* _WHAT THIS TASK INVOLVES_
Review the material and extract every line in which the word "glyph" occurs.

---*---

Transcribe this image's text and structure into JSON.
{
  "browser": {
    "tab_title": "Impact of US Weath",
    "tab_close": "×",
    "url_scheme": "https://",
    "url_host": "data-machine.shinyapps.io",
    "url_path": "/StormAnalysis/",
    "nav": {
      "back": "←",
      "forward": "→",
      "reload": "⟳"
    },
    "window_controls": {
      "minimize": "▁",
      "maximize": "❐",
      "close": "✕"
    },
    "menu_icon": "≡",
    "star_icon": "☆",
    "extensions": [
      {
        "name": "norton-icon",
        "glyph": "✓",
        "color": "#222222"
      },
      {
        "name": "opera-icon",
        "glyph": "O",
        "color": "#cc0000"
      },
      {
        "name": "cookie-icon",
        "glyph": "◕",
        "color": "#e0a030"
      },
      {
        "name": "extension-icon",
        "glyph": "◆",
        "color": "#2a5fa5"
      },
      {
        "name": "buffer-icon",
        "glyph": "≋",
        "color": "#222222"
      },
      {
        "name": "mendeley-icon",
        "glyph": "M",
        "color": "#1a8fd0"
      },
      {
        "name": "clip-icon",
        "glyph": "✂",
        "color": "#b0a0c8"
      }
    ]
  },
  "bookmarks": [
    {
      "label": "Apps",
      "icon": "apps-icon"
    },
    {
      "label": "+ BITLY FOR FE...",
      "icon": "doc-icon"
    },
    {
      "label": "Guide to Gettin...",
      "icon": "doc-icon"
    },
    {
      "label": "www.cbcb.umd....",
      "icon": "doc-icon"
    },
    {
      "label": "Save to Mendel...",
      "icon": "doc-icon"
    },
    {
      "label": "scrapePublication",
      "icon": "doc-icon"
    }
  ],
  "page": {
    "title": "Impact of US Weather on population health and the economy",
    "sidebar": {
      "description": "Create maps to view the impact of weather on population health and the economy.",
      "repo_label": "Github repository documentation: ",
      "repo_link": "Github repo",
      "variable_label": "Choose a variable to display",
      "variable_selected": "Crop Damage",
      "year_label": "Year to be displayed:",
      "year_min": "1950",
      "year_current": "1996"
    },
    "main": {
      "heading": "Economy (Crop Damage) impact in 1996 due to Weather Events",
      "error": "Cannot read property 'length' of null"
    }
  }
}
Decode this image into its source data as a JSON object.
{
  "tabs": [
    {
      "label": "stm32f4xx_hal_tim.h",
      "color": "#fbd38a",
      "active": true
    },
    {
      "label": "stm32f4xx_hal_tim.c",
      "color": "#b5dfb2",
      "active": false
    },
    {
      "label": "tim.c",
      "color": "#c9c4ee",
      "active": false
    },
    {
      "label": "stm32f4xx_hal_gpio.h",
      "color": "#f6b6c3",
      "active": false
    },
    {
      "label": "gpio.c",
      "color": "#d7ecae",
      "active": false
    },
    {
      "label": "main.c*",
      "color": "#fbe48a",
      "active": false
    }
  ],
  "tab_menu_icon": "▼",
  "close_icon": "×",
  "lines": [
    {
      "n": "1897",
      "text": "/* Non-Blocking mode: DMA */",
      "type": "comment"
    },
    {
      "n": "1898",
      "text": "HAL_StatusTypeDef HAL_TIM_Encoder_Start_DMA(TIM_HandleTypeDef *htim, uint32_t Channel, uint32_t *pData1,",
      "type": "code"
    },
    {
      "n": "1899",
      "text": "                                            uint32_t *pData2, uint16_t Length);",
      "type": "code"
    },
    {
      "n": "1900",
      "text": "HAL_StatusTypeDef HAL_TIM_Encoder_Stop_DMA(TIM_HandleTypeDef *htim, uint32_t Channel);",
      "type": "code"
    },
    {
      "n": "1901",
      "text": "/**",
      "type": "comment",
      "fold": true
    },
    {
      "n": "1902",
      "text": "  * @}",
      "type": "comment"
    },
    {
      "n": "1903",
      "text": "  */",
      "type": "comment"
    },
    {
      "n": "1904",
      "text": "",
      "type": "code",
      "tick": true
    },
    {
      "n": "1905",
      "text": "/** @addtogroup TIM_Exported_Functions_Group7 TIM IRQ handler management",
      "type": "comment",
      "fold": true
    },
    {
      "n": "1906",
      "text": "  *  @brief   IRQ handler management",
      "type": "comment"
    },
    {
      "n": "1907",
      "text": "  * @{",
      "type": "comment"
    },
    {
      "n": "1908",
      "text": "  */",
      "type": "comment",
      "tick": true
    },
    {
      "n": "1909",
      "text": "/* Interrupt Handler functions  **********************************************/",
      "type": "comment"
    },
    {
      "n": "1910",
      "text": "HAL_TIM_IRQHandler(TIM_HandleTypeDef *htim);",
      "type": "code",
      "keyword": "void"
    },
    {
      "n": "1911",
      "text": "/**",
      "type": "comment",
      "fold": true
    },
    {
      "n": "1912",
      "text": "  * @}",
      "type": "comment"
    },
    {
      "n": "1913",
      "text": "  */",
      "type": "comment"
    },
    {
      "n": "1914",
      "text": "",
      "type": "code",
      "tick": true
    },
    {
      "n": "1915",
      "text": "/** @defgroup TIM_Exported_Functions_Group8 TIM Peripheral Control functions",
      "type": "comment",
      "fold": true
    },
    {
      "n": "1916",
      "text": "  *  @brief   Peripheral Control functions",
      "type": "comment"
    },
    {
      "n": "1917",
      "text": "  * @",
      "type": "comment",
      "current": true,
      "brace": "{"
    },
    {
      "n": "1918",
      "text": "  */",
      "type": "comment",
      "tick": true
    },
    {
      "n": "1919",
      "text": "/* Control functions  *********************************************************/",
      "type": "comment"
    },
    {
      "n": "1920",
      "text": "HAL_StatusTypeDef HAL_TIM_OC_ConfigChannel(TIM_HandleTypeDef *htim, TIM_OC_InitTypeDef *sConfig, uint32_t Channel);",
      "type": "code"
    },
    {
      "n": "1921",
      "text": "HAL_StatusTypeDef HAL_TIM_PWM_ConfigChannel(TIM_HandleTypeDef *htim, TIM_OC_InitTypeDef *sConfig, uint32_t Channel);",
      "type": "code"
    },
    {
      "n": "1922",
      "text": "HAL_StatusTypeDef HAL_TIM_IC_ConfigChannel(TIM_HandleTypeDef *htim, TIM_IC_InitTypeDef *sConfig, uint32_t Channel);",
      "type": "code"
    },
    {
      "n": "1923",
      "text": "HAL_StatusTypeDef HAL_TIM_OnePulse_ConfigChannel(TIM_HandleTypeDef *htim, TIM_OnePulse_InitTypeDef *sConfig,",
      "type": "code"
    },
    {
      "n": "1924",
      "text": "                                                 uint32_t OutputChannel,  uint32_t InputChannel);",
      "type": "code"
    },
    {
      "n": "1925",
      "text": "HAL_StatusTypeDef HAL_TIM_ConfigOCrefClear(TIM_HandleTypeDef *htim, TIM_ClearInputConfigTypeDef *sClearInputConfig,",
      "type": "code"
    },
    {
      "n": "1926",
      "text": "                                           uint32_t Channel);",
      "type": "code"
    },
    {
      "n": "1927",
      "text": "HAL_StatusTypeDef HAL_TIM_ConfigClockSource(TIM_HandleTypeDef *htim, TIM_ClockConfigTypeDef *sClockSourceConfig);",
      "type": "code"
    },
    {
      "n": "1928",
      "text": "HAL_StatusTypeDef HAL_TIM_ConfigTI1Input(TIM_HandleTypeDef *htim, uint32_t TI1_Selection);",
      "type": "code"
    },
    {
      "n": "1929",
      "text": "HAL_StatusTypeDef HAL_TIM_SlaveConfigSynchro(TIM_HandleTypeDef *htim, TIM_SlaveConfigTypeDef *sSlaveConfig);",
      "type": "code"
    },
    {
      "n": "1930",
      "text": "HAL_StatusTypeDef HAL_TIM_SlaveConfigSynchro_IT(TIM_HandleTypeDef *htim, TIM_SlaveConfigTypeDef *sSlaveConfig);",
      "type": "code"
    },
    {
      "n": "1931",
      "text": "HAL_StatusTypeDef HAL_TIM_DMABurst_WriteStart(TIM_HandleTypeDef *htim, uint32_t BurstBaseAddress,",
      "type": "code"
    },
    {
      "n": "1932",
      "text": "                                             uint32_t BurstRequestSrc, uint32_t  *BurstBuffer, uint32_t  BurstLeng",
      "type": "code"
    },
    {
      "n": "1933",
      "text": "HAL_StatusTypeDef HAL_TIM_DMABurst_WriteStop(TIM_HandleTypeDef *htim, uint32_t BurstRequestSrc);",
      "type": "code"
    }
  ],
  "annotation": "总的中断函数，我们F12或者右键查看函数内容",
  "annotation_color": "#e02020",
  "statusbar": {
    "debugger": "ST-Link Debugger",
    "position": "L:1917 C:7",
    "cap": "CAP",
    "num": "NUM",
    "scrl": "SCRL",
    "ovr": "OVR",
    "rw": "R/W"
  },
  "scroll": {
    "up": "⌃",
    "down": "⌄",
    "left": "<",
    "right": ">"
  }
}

---*---

* _RESPONSE BELOW_
        "glyph": "✓",
        "glyph": "O",
        "glyph": "◕",
        "glyph": "◆",
        "glyph": "≋",
        "glyph": "M",
        "glyph": "✂",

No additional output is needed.